Short task:
Using the material that follows, identify and copy each line with the string "facebook".

══ Material for the task ══

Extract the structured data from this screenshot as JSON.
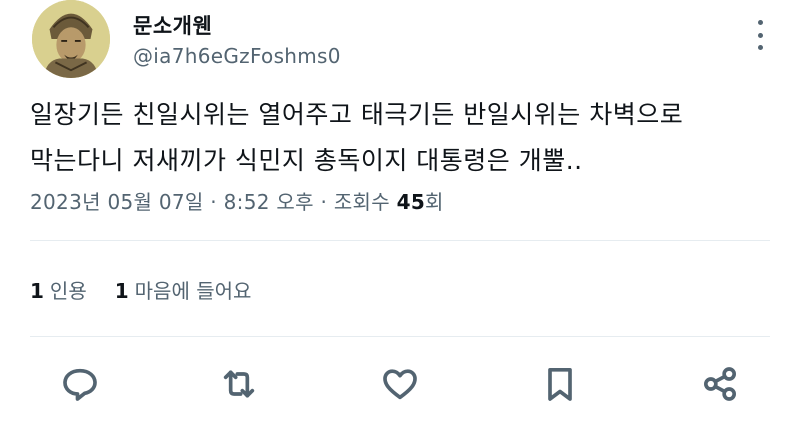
{
  "author": {
    "display_name": "문소개웬",
    "handle": "@ia7h6eGzFoshms0",
    "avatar_icon": "warrior-portrait-avatar"
  },
  "menu": {
    "icon": "more-vertical-icon"
  },
  "tweet": {
    "lines": [
      "일장기든 친일시위는 열어주고 태극기든 반일시위는 차벽으로",
      "막는다니  저새끼가 식민지 총독이지 대통령은 개뿔.."
    ]
  },
  "meta": {
    "date": "2023년 05월 07일",
    "sep1": "·",
    "time": "8:52 오후",
    "sep2": "·",
    "views_label": "조회수",
    "views_count": "45",
    "views_suffix": "회"
  },
  "stats": {
    "quotes_count": "1",
    "quotes_label": "인용",
    "likes_count": "1",
    "likes_label": "마음에 들어요"
  },
  "actions": {
    "reply_icon": "reply-icon",
    "retweet_icon": "retweet-icon",
    "like_icon": "heart-icon",
    "bookmark_icon": "bookmark-icon",
    "share_icon": "share-icon"
  },
  "colors": {
    "text_primary": "#0f1419",
    "text_secondary": "#536471",
    "divider": "#e6ecf0"
  }
}
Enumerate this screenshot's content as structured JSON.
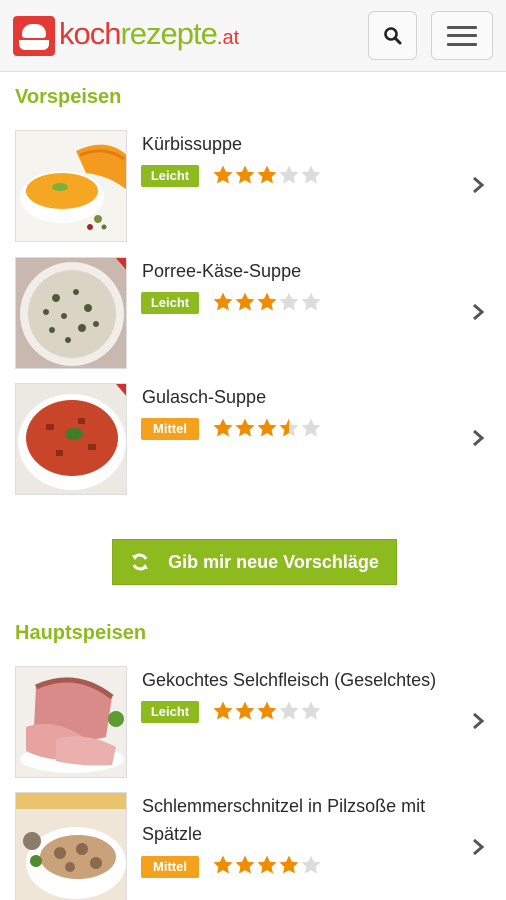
{
  "header": {
    "logo": {
      "koch": "koch",
      "rezepte": "rezepte",
      "tld": ".at"
    },
    "icons": [
      "search-icon",
      "menu-icon"
    ]
  },
  "colors": {
    "green": "#8dbb1f",
    "orange": "#f4a11d",
    "red": "#e53935",
    "star": "#f08c00",
    "star_empty": "#dcdcdc"
  },
  "sections": [
    {
      "title": "Vorspeisen",
      "recipes": [
        {
          "name": "Kürbissuppe",
          "difficulty": "Leicht",
          "rating": 3
        },
        {
          "name": "Porree-Käse-Suppe",
          "difficulty": "Leicht",
          "rating": 3
        },
        {
          "name": "Gulasch-Suppe",
          "difficulty": "Mittel",
          "rating": 3.5
        }
      ]
    },
    {
      "title": "Hauptspeisen",
      "recipes": [
        {
          "name": "Gekochtes Selchfleisch (Geselchtes)",
          "difficulty": "Leicht",
          "rating": 3
        },
        {
          "name": "Schlemmerschnitzel in Pilzsoße mit Spätzle",
          "difficulty": "Mittel",
          "rating": 4
        }
      ]
    }
  ],
  "suggest_button": {
    "label": "Gib mir neue Vorschläge",
    "icon": "refresh-icon"
  },
  "rating_max": 5
}
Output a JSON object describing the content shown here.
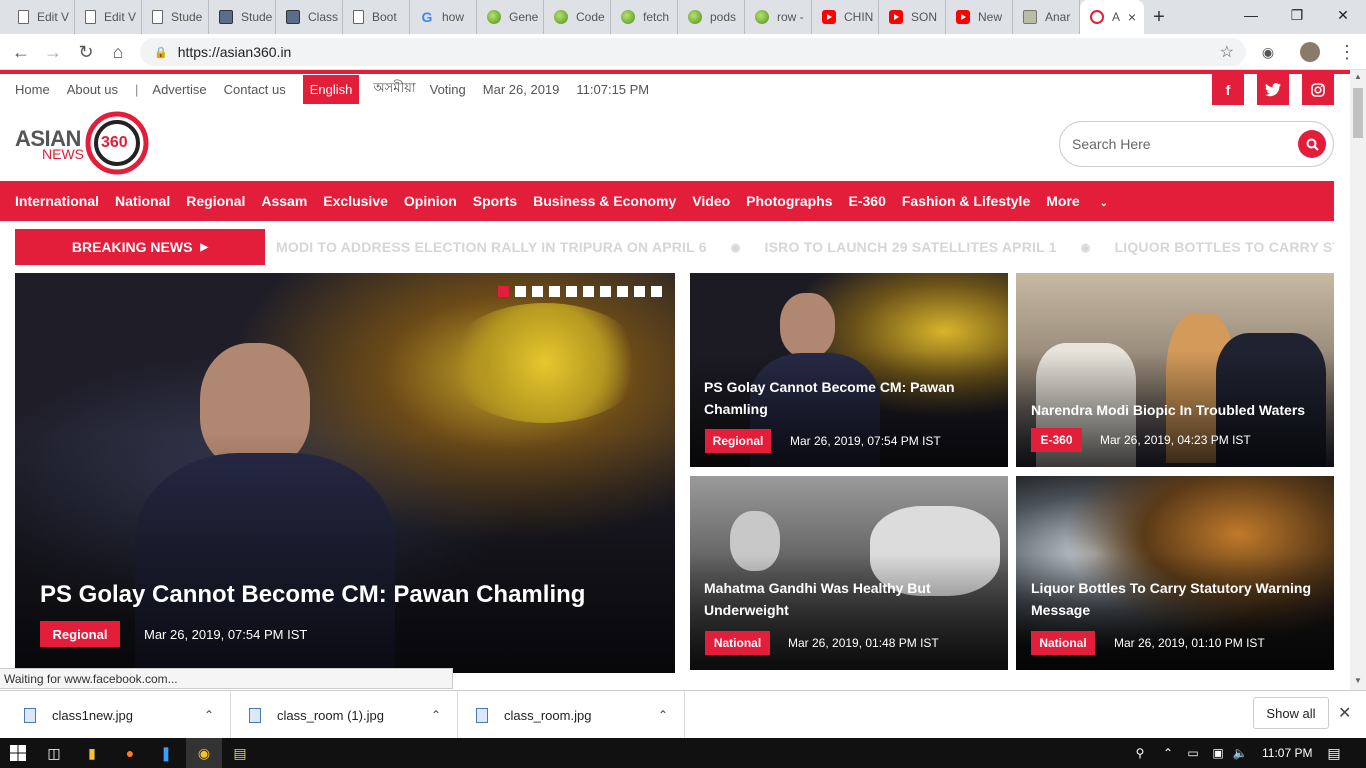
{
  "browser": {
    "tabs": [
      {
        "label": "Edit V",
        "icon": "document-icon"
      },
      {
        "label": "Edit V",
        "icon": "document-icon"
      },
      {
        "label": "Stude",
        "icon": "document-icon"
      },
      {
        "label": "Stude",
        "icon": "card-icon"
      },
      {
        "label": "Class",
        "icon": "card-icon"
      },
      {
        "label": "Boot",
        "icon": "document-icon"
      },
      {
        "label": "how",
        "icon": "google-icon"
      },
      {
        "label": "Gene",
        "icon": "ball-icon"
      },
      {
        "label": "Code",
        "icon": "ball-icon"
      },
      {
        "label": "fetch",
        "icon": "ball-icon"
      },
      {
        "label": "pods",
        "icon": "ball-icon"
      },
      {
        "label": "row -",
        "icon": "ball-icon"
      },
      {
        "label": "CHIN",
        "icon": "youtube-icon"
      },
      {
        "label": "SON",
        "icon": "youtube-icon"
      },
      {
        "label": "New",
        "icon": "youtube-icon"
      },
      {
        "label": "Anar",
        "icon": "photo-icon"
      },
      {
        "label": "A",
        "icon": "asian360-icon"
      }
    ],
    "url": "https://asian360.in"
  },
  "site": {
    "top_links": [
      "Home",
      "About us",
      "Advertise",
      "Contact us"
    ],
    "lang_active": "English",
    "lang_other": "অসমীয়া",
    "voting": "Voting",
    "date": "Mar 26, 2019",
    "time": "11:07:15 PM",
    "social": {
      "facebook": "f",
      "twitter": "t",
      "instagram": "i"
    },
    "logo": {
      "word1": "ASIAN",
      "word2": "NEWS",
      "num": "360"
    },
    "search_placeholder": "Search Here",
    "nav": [
      "International",
      "National",
      "Regional",
      "Assam",
      "Exclusive",
      "Opinion",
      "Sports",
      "Business & Economy",
      "Video",
      "Photographs",
      "E-360",
      "Fashion & Lifestyle",
      "More"
    ],
    "breaking_label": "BREAKING NEWS",
    "ticker": [
      "MODI TO ADDRESS ELECTION RALLY IN TRIPURA ON APRIL 6",
      "ISRO TO LAUNCH 29 SATELLITES APRIL 1",
      "LIQUOR BOTTLES TO CARRY STATUTOR"
    ],
    "hero": {
      "title": "PS Golay Cannot Become CM: Pawan Chamling",
      "category": "Regional",
      "date": "Mar 26, 2019, 07:54 PM IST",
      "slides": 10,
      "active_slide": 1
    },
    "cards": [
      {
        "title": "PS Golay Cannot Become CM: Pawan Chamling",
        "category": "Regional",
        "date": "Mar 26, 2019, 07:54 PM IST"
      },
      {
        "title": "Narendra Modi Biopic In Troubled Waters",
        "category": "E-360",
        "date": "Mar 26, 2019, 04:23 PM IST"
      },
      {
        "title": "Mahatma Gandhi Was Healthy But Underweight",
        "category": "National",
        "date": "Mar 26, 2019, 01:48 PM IST"
      },
      {
        "title": "Liquor Bottles To Carry Statutory Warning Message",
        "category": "National",
        "date": "Mar 26, 2019, 01:10 PM IST"
      }
    ]
  },
  "status_text": "Waiting for www.facebook.com...",
  "downloads": {
    "items": [
      "class1new.jpg",
      "class_room (1).jpg",
      "class_room.jpg"
    ],
    "show_all": "Show all"
  },
  "taskbar": {
    "time": "11:07 PM"
  },
  "colors": {
    "accent": "#e31e3a"
  }
}
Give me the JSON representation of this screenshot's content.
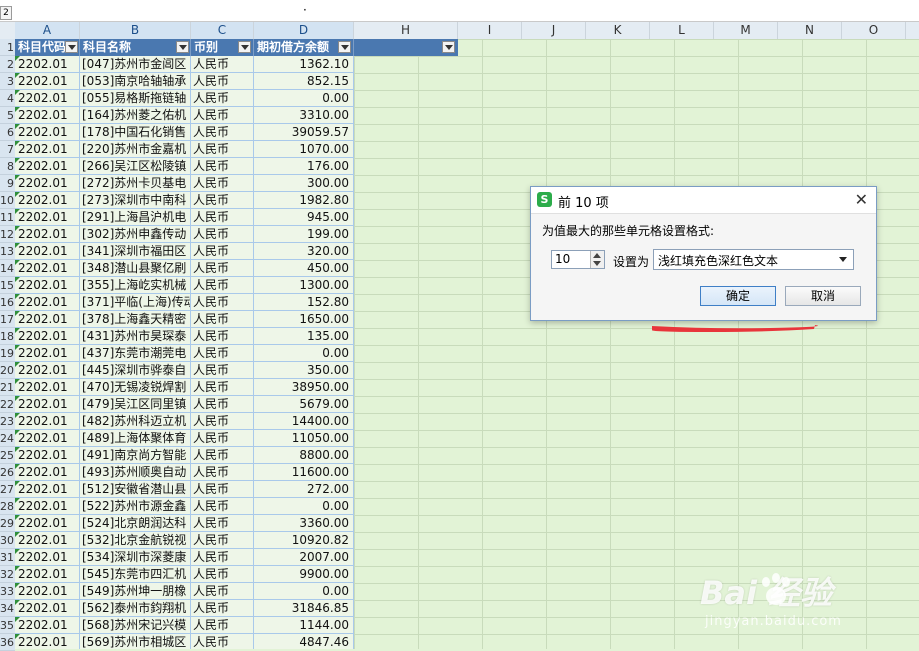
{
  "formula_bar": {
    "outline_level": "2",
    "marker": "·"
  },
  "columns": [
    {
      "letter": "A",
      "selected": true
    },
    {
      "letter": "B",
      "selected": true
    },
    {
      "letter": "C",
      "selected": true
    },
    {
      "letter": "D",
      "selected": true
    },
    {
      "letter": "H",
      "selected": false
    },
    {
      "letter": "I",
      "selected": false
    },
    {
      "letter": "J",
      "selected": false
    },
    {
      "letter": "K",
      "selected": false
    },
    {
      "letter": "L",
      "selected": false
    },
    {
      "letter": "M",
      "selected": false
    },
    {
      "letter": "N",
      "selected": false
    },
    {
      "letter": "O",
      "selected": false
    }
  ],
  "row_numbers": [
    "1",
    "2",
    "3",
    "4",
    "5",
    "6",
    "7",
    "8",
    "9",
    "10",
    "11",
    "12",
    "13",
    "14",
    "15",
    "16",
    "17",
    "18",
    "19",
    "20",
    "21",
    "22",
    "23",
    "24",
    "25",
    "26",
    "27",
    "28",
    "29",
    "30",
    "31",
    "32",
    "33",
    "34",
    "35",
    "36"
  ],
  "table": {
    "headers": [
      "科目代码",
      "科目名称",
      "币别",
      "期初借方余额"
    ],
    "rows": [
      [
        "2202.01",
        "[047]苏州市金阊区",
        "人民币",
        "1362.10"
      ],
      [
        "2202.01",
        "[053]南京哈轴轴承",
        "人民币",
        "852.15"
      ],
      [
        "2202.01",
        "[055]易格斯拖链轴",
        "人民币",
        "0.00"
      ],
      [
        "2202.01",
        "[164]苏州菱之佑机",
        "人民币",
        "3310.00"
      ],
      [
        "2202.01",
        "[178]中国石化销售",
        "人民币",
        "39059.57"
      ],
      [
        "2202.01",
        "[220]苏州市金嘉机",
        "人民币",
        "1070.00"
      ],
      [
        "2202.01",
        "[266]吴江区松陵镇",
        "人民币",
        "176.00"
      ],
      [
        "2202.01",
        "[272]苏州卡贝基电",
        "人民币",
        "300.00"
      ],
      [
        "2202.01",
        "[273]深圳市中南科",
        "人民币",
        "1982.80"
      ],
      [
        "2202.01",
        "[291]上海昌沪机电",
        "人民币",
        "945.00"
      ],
      [
        "2202.01",
        "[302]苏州申鑫传动",
        "人民币",
        "199.00"
      ],
      [
        "2202.01",
        "[341]深圳市福田区",
        "人民币",
        "320.00"
      ],
      [
        "2202.01",
        "[348]潜山县聚亿刷",
        "人民币",
        "450.00"
      ],
      [
        "2202.01",
        "[355]上海屹实机械",
        "人民币",
        "1300.00"
      ],
      [
        "2202.01",
        "[371]平临(上海)传动",
        "人民币",
        "152.80"
      ],
      [
        "2202.01",
        "[378]上海鑫天精密",
        "人民币",
        "1650.00"
      ],
      [
        "2202.01",
        "[431]苏州市昊琛泰",
        "人民币",
        "135.00"
      ],
      [
        "2202.01",
        "[437]东莞市潮莞电",
        "人民币",
        "0.00"
      ],
      [
        "2202.01",
        "[445]深圳市骅泰自",
        "人民币",
        "350.00"
      ],
      [
        "2202.01",
        "[470]无锡凌锐焊割",
        "人民币",
        "38950.00"
      ],
      [
        "2202.01",
        "[479]吴江区同里镇",
        "人民币",
        "5679.00"
      ],
      [
        "2202.01",
        "[482]苏州科迈立机",
        "人民币",
        "14400.00"
      ],
      [
        "2202.01",
        "[489]上海体聚体育",
        "人民币",
        "11050.00"
      ],
      [
        "2202.01",
        "[491]南京尚方智能",
        "人民币",
        "8800.00"
      ],
      [
        "2202.01",
        "[493]苏州顺奥自动",
        "人民币",
        "11600.00"
      ],
      [
        "2202.01",
        "[512]安徽省潜山县",
        "人民币",
        "272.00"
      ],
      [
        "2202.01",
        "[522]苏州市源金鑫",
        "人民币",
        "0.00"
      ],
      [
        "2202.01",
        "[524]北京朗润达科",
        "人民币",
        "3360.00"
      ],
      [
        "2202.01",
        "[532]北京金航锐视",
        "人民币",
        "10920.82"
      ],
      [
        "2202.01",
        "[534]深圳市深菱康",
        "人民币",
        "2007.00"
      ],
      [
        "2202.01",
        "[545]东莞市四汇机",
        "人民币",
        "9900.00"
      ],
      [
        "2202.01",
        "[549]苏州坤一朋橡",
        "人民币",
        "0.00"
      ],
      [
        "2202.01",
        "[562]泰州市鈞翔机",
        "人民币",
        "31846.85"
      ],
      [
        "2202.01",
        "[568]苏州宋记兴模",
        "人民币",
        "1144.00"
      ],
      [
        "2202.01",
        "[569]苏州市相城区",
        "人民币",
        "4847.46"
      ]
    ]
  },
  "dialog": {
    "title": "前 10 项",
    "message": "为值最大的那些单元格设置格式:",
    "count_value": "10",
    "set_as_label": "设置为",
    "format_value": "浅红填充色深红色文本",
    "ok_label": "确定",
    "cancel_label": "取消",
    "close_glyph": "✕",
    "logo_letter": "S"
  },
  "watermark": {
    "main": "Bai  经验",
    "sub": "jingyan.baidu.com"
  },
  "colors": {
    "header_bg": "#4a78b0",
    "grid_bg": "#e2f3d6",
    "accent_green": "#2cac4a",
    "mark_red": "#e8353b"
  }
}
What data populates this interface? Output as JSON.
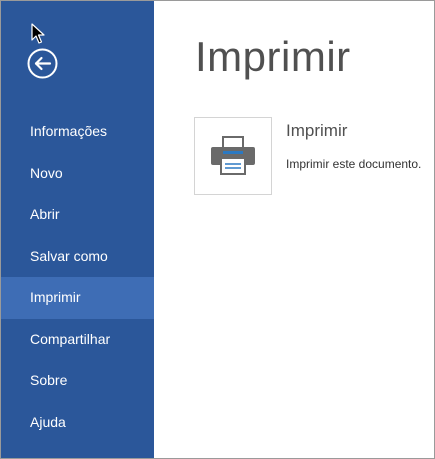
{
  "sidebar": {
    "back_icon": "back-arrow-icon",
    "items": [
      {
        "label": "Informações"
      },
      {
        "label": "Novo"
      },
      {
        "label": "Abrir"
      },
      {
        "label": "Salvar como"
      },
      {
        "label": "Imprimir",
        "active": true
      },
      {
        "label": "Compartilhar"
      },
      {
        "label": "Sobre"
      },
      {
        "label": "Ajuda"
      }
    ]
  },
  "main": {
    "title": "Imprimir",
    "print_option": {
      "icon": "printer-icon",
      "heading": "Imprimir",
      "description": "Imprimir este documento."
    }
  },
  "colors": {
    "sidebar_bg": "#2b579a",
    "active_item_bg": "#3e6db5",
    "text_on_sidebar": "#ffffff",
    "title_text": "#505050"
  }
}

═══

The completed task:
      "facebook": "f",
  "status_text": "Waiting for www.facebook.com...",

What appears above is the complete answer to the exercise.